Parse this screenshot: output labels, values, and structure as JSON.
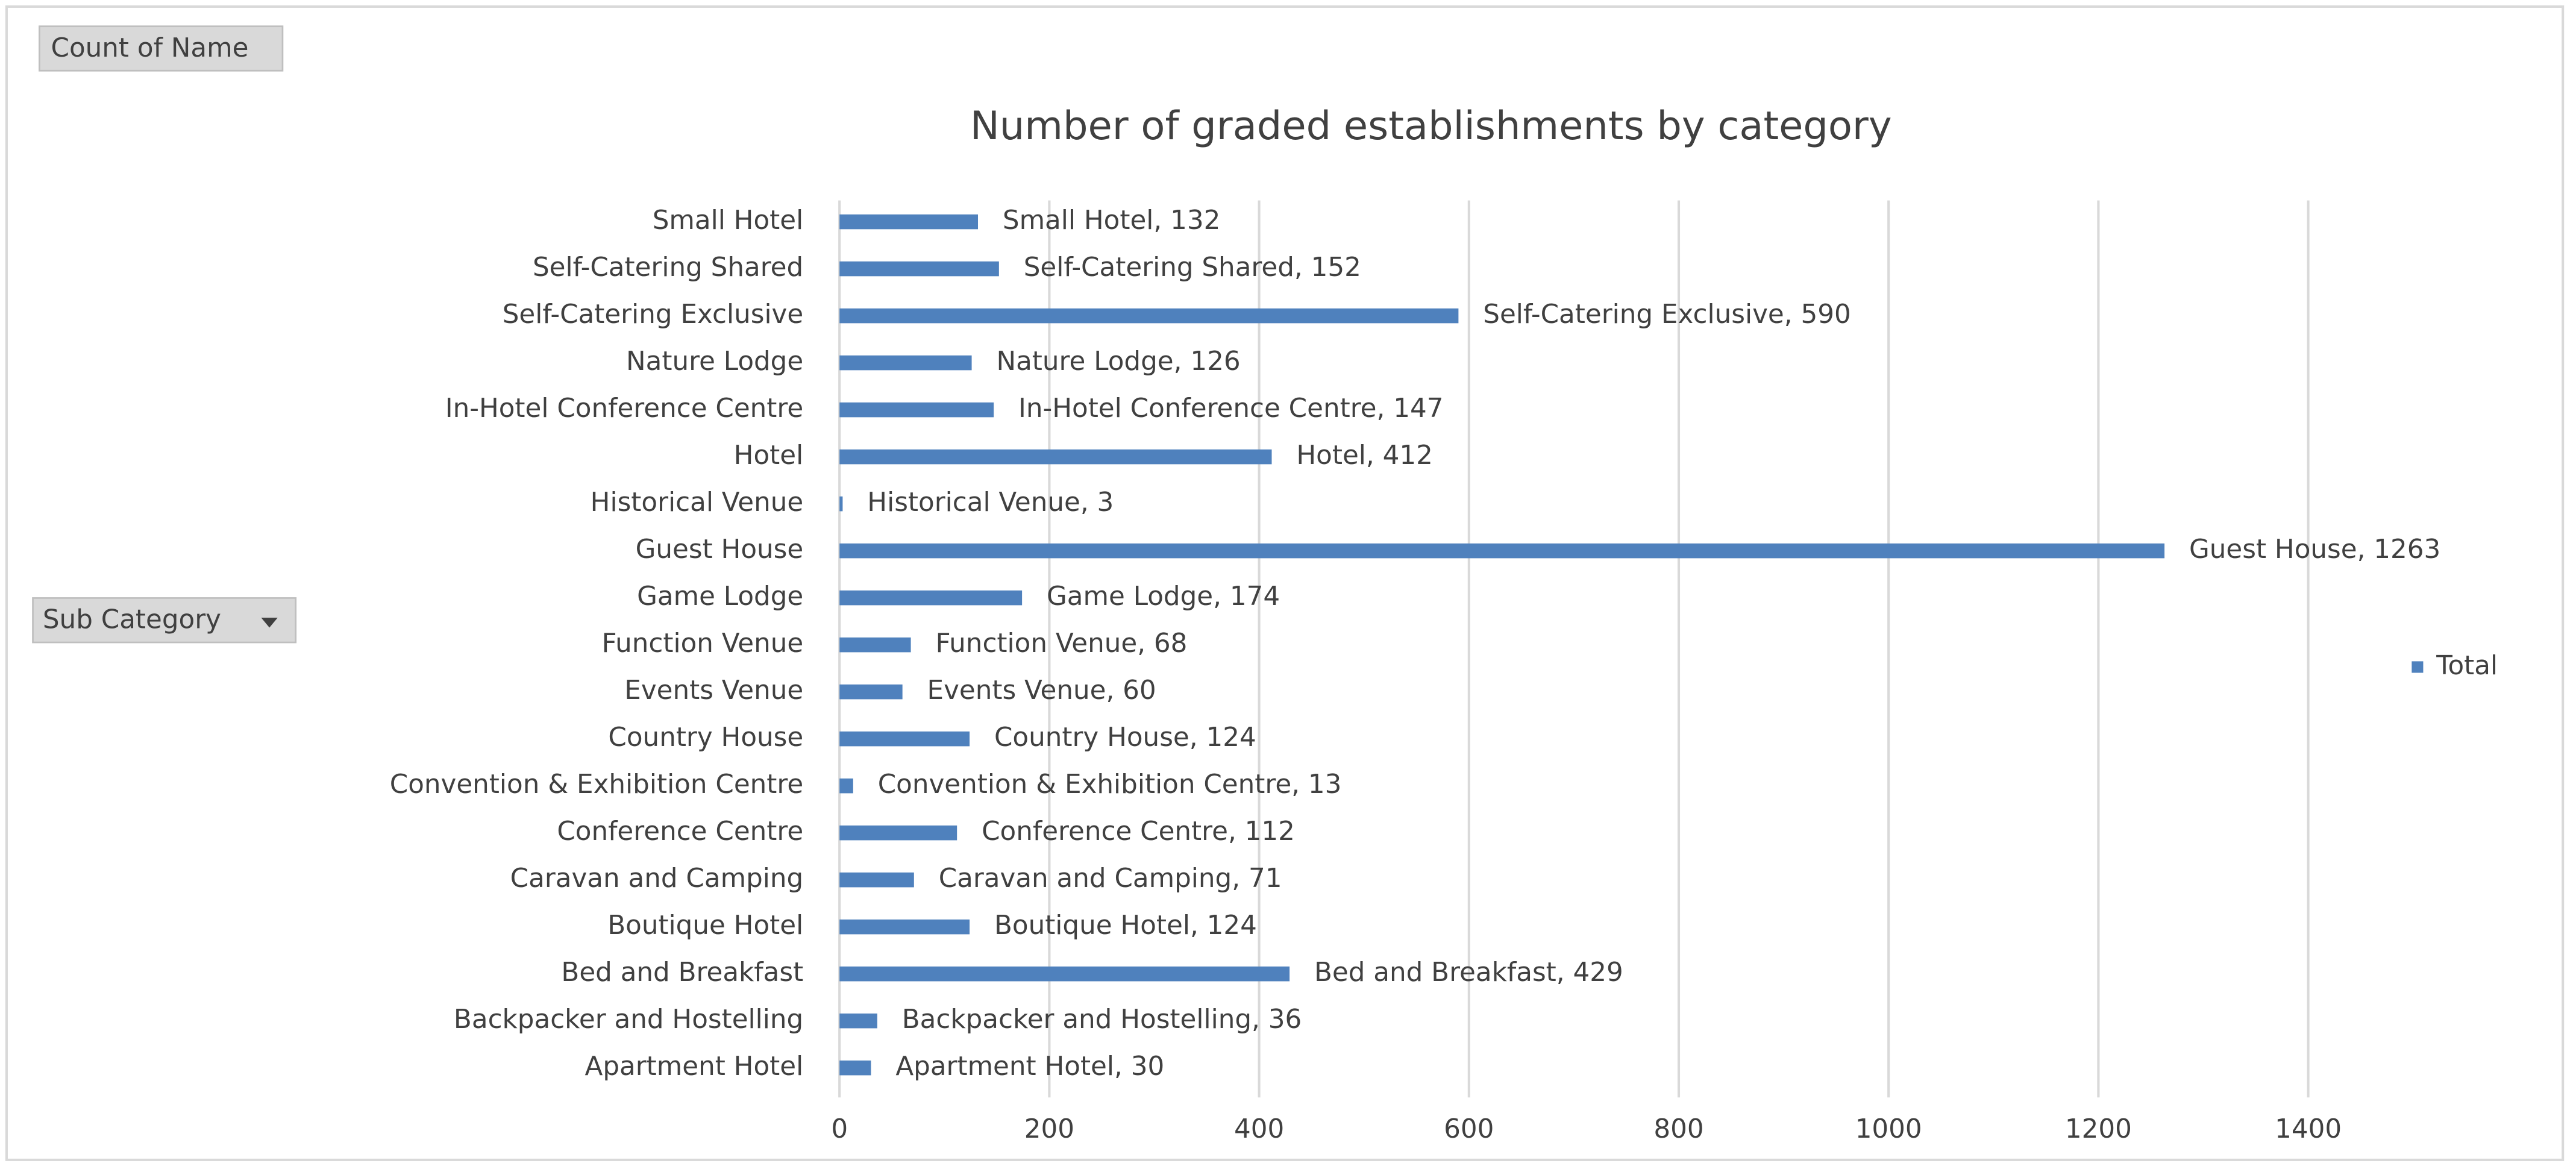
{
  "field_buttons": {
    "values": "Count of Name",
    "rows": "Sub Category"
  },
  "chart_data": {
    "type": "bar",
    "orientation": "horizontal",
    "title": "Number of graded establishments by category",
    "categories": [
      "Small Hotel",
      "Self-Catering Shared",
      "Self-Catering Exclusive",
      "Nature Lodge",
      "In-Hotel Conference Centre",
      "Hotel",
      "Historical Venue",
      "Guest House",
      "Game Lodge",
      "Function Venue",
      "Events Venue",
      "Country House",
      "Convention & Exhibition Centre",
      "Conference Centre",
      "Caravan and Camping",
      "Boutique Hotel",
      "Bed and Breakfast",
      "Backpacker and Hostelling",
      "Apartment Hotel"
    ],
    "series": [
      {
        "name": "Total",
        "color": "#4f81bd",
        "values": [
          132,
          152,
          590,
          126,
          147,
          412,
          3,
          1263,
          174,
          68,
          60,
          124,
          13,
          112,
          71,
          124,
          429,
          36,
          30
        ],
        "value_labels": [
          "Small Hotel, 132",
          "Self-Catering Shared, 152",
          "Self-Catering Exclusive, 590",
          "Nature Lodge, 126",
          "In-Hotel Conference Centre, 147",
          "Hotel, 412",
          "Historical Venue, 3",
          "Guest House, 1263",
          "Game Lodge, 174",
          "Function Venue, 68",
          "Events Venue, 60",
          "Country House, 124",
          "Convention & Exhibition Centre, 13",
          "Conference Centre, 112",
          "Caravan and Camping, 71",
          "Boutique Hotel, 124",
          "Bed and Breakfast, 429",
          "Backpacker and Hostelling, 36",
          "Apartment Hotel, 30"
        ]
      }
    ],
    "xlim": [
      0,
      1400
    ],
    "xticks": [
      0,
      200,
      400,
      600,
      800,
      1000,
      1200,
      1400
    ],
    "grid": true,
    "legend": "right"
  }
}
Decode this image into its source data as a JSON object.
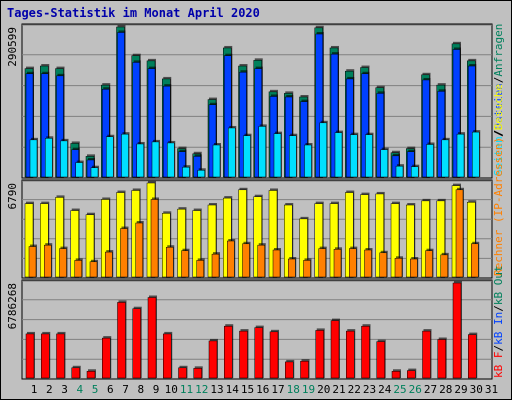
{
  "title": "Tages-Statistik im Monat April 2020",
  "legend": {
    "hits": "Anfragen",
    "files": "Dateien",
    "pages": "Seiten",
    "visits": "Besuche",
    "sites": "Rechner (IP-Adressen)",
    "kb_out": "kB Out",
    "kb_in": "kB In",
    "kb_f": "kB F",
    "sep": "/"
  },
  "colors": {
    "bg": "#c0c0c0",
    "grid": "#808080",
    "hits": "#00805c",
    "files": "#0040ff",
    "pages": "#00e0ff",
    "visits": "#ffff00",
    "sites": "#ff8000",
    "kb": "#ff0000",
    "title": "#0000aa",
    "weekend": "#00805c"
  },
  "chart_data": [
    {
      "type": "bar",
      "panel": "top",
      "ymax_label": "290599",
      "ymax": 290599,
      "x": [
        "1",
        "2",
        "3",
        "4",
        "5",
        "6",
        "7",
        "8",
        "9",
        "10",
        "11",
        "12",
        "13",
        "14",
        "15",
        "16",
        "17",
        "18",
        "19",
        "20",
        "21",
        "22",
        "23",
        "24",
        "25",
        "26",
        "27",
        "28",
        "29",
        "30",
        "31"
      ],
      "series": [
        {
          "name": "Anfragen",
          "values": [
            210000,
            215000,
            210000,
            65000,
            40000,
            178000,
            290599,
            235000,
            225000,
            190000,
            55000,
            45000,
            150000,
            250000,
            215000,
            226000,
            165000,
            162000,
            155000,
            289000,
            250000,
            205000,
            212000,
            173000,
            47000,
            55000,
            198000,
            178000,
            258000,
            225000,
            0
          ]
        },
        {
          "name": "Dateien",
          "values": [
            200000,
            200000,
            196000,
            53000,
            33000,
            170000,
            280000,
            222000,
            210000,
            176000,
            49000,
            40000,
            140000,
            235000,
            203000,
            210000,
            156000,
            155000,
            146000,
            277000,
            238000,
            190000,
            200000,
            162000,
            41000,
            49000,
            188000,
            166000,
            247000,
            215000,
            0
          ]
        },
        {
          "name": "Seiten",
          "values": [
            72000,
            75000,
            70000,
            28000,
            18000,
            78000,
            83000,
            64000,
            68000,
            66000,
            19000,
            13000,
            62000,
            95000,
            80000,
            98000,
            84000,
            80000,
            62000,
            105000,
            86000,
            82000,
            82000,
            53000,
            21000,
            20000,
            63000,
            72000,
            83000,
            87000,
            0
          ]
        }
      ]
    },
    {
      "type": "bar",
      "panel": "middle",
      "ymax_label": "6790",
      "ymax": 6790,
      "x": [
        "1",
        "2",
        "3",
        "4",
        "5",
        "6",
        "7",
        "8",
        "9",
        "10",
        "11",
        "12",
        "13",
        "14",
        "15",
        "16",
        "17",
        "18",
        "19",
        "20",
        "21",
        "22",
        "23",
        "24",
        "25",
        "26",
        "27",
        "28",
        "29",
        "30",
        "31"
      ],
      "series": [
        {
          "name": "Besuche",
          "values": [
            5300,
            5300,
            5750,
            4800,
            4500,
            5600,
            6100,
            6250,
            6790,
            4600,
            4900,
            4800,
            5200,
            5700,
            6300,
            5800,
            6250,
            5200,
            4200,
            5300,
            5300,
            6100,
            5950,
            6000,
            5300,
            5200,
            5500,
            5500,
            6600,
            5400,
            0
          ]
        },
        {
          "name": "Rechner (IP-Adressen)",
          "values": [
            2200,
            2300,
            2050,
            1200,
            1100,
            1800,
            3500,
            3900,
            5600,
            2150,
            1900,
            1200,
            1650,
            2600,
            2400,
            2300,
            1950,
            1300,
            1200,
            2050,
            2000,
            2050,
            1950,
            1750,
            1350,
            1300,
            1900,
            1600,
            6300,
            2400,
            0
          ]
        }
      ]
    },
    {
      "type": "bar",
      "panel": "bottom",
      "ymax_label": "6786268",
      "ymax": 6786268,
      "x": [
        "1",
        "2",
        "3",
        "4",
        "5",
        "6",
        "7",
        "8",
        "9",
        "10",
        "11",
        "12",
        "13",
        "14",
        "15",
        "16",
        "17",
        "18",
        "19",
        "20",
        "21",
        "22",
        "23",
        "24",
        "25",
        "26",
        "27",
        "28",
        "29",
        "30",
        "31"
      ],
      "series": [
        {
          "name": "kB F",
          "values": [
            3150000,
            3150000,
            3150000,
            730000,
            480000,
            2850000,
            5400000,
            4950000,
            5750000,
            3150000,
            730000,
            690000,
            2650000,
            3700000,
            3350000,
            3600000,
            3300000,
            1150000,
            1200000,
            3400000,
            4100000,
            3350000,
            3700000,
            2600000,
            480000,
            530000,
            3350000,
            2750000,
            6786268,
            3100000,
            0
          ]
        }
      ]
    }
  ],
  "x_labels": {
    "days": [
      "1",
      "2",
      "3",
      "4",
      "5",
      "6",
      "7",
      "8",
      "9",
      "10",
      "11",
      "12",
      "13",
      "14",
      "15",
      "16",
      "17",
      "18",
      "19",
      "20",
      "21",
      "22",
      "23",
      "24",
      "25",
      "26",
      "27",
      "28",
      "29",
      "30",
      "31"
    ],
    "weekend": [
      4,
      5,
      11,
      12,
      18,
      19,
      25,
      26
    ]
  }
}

• • •

Aim of the exercise:
Leave the pictures out and write out every entry exactly as given.

Response:
Parse this screenshot: output labels, values, and structure as JSON.
{
  "field_buttons": {
    "values": "Count of Name",
    "rows": "Sub Category"
  },
  "chart_data": {
    "type": "bar",
    "orientation": "horizontal",
    "title": "Number of graded establishments by category",
    "categories": [
      "Small Hotel",
      "Self-Catering Shared",
      "Self-Catering Exclusive",
      "Nature Lodge",
      "In-Hotel Conference Centre",
      "Hotel",
      "Historical Venue",
      "Guest House",
      "Game Lodge",
      "Function Venue",
      "Events Venue",
      "Country House",
      "Convention & Exhibition Centre",
      "Conference Centre",
      "Caravan and Camping",
      "Boutique Hotel",
      "Bed and Breakfast",
      "Backpacker and Hostelling",
      "Apartment Hotel"
    ],
    "series": [
      {
        "name": "Total",
        "color": "#4f81bd",
        "values": [
          132,
          152,
          590,
          126,
          147,
          412,
          3,
          1263,
          174,
          68,
          60,
          124,
          13,
          112,
          71,
          124,
          429,
          36,
          30
        ],
        "value_labels": [
          "Small Hotel, 132",
          "Self-Catering Shared, 152",
          "Self-Catering Exclusive, 590",
          "Nature Lodge, 126",
          "In-Hotel Conference Centre, 147",
          "Hotel, 412",
          "Historical Venue, 3",
          "Guest House, 1263",
          "Game Lodge, 174",
          "Function Venue, 68",
          "Events Venue, 60",
          "Country House, 124",
          "Convention & Exhibition Centre, 13",
          "Conference Centre, 112",
          "Caravan and Camping, 71",
          "Boutique Hotel, 124",
          "Bed and Breakfast, 429",
          "Backpacker and Hostelling, 36",
          "Apartment Hotel, 30"
        ]
      }
    ],
    "xlim": [
      0,
      1400
    ],
    "xticks": [
      0,
      200,
      400,
      600,
      800,
      1000,
      1200,
      1400
    ],
    "grid": true,
    "legend": "right"
  }
}
Decode this image into its source data as a JSON object.
{
  "title": "Tages-Statistik im Monat April 2020",
  "legend": {
    "hits": "Anfragen",
    "files": "Dateien",
    "pages": "Seiten",
    "visits": "Besuche",
    "sites": "Rechner (IP-Adressen)",
    "kb_out": "kB Out",
    "kb_in": "kB In",
    "kb_f": "kB F",
    "sep": "/"
  },
  "colors": {
    "bg": "#c0c0c0",
    "grid": "#808080",
    "hits": "#00805c",
    "files": "#0040ff",
    "pages": "#00e0ff",
    "visits": "#ffff00",
    "sites": "#ff8000",
    "kb": "#ff0000",
    "title": "#0000aa",
    "weekend": "#00805c"
  },
  "chart_data": [
    {
      "type": "bar",
      "panel": "top",
      "ymax_label": "290599",
      "ymax": 290599,
      "x": [
        "1",
        "2",
        "3",
        "4",
        "5",
        "6",
        "7",
        "8",
        "9",
        "10",
        "11",
        "12",
        "13",
        "14",
        "15",
        "16",
        "17",
        "18",
        "19",
        "20",
        "21",
        "22",
        "23",
        "24",
        "25",
        "26",
        "27",
        "28",
        "29",
        "30",
        "31"
      ],
      "series": [
        {
          "name": "Anfragen",
          "values": [
            210000,
            215000,
            210000,
            65000,
            40000,
            178000,
            290599,
            235000,
            225000,
            190000,
            55000,
            45000,
            150000,
            250000,
            215000,
            226000,
            165000,
            162000,
            155000,
            289000,
            250000,
            205000,
            212000,
            173000,
            47000,
            55000,
            198000,
            178000,
            258000,
            225000,
            0
          ]
        },
        {
          "name": "Dateien",
          "values": [
            200000,
            200000,
            196000,
            53000,
            33000,
            170000,
            280000,
            222000,
            210000,
            176000,
            49000,
            40000,
            140000,
            235000,
            203000,
            210000,
            156000,
            155000,
            146000,
            277000,
            238000,
            190000,
            200000,
            162000,
            41000,
            49000,
            188000,
            166000,
            247000,
            215000,
            0
          ]
        },
        {
          "name": "Seiten",
          "values": [
            72000,
            75000,
            70000,
            28000,
            18000,
            78000,
            83000,
            64000,
            68000,
            66000,
            19000,
            13000,
            62000,
            95000,
            80000,
            98000,
            84000,
            80000,
            62000,
            105000,
            86000,
            82000,
            82000,
            53000,
            21000,
            20000,
            63000,
            72000,
            83000,
            87000,
            0
          ]
        }
      ]
    },
    {
      "type": "bar",
      "panel": "middle",
      "ymax_label": "6790",
      "ymax": 6790,
      "x": [
        "1",
        "2",
        "3",
        "4",
        "5",
        "6",
        "7",
        "8",
        "9",
        "10",
        "11",
        "12",
        "13",
        "14",
        "15",
        "16",
        "17",
        "18",
        "19",
        "20",
        "21",
        "22",
        "23",
        "24",
        "25",
        "26",
        "27",
        "28",
        "29",
        "30",
        "31"
      ],
      "series": [
        {
          "name": "Besuche",
          "values": [
            5300,
            5300,
            5750,
            4800,
            4500,
            5600,
            6100,
            6250,
            6790,
            4600,
            4900,
            4800,
            5200,
            5700,
            6300,
            5800,
            6250,
            5200,
            4200,
            5300,
            5300,
            6100,
            5950,
            6000,
            5300,
            5200,
            5500,
            5500,
            6600,
            5400,
            0
          ]
        },
        {
          "name": "Rechner (IP-Adressen)",
          "values": [
            2200,
            2300,
            2050,
            1200,
            1100,
            1800,
            3500,
            3900,
            5600,
            2150,
            1900,
            1200,
            1650,
            2600,
            2400,
            2300,
            1950,
            1300,
            1200,
            2050,
            2000,
            2050,
            1950,
            1750,
            1350,
            1300,
            1900,
            1600,
            6300,
            2400,
            0
          ]
        }
      ]
    },
    {
      "type": "bar",
      "panel": "bottom",
      "ymax_label": "6786268",
      "ymax": 6786268,
      "x": [
        "1",
        "2",
        "3",
        "4",
        "5",
        "6",
        "7",
        "8",
        "9",
        "10",
        "11",
        "12",
        "13",
        "14",
        "15",
        "16",
        "17",
        "18",
        "19",
        "20",
        "21",
        "22",
        "23",
        "24",
        "25",
        "26",
        "27",
        "28",
        "29",
        "30",
        "31"
      ],
      "series": [
        {
          "name": "kB F",
          "values": [
            3150000,
            3150000,
            3150000,
            730000,
            480000,
            2850000,
            5400000,
            4950000,
            5750000,
            3150000,
            730000,
            690000,
            2650000,
            3700000,
            3350000,
            3600000,
            3300000,
            1150000,
            1200000,
            3400000,
            4100000,
            3350000,
            3700000,
            2600000,
            480000,
            530000,
            3350000,
            2750000,
            6786268,
            3100000,
            0
          ]
        }
      ]
    }
  ],
  "x_labels": {
    "days": [
      "1",
      "2",
      "3",
      "4",
      "5",
      "6",
      "7",
      "8",
      "9",
      "10",
      "11",
      "12",
      "13",
      "14",
      "15",
      "16",
      "17",
      "18",
      "19",
      "20",
      "21",
      "22",
      "23",
      "24",
      "25",
      "26",
      "27",
      "28",
      "29",
      "30",
      "31"
    ],
    "weekend": [
      4,
      5,
      11,
      12,
      18,
      19,
      25,
      26
    ]
  }
}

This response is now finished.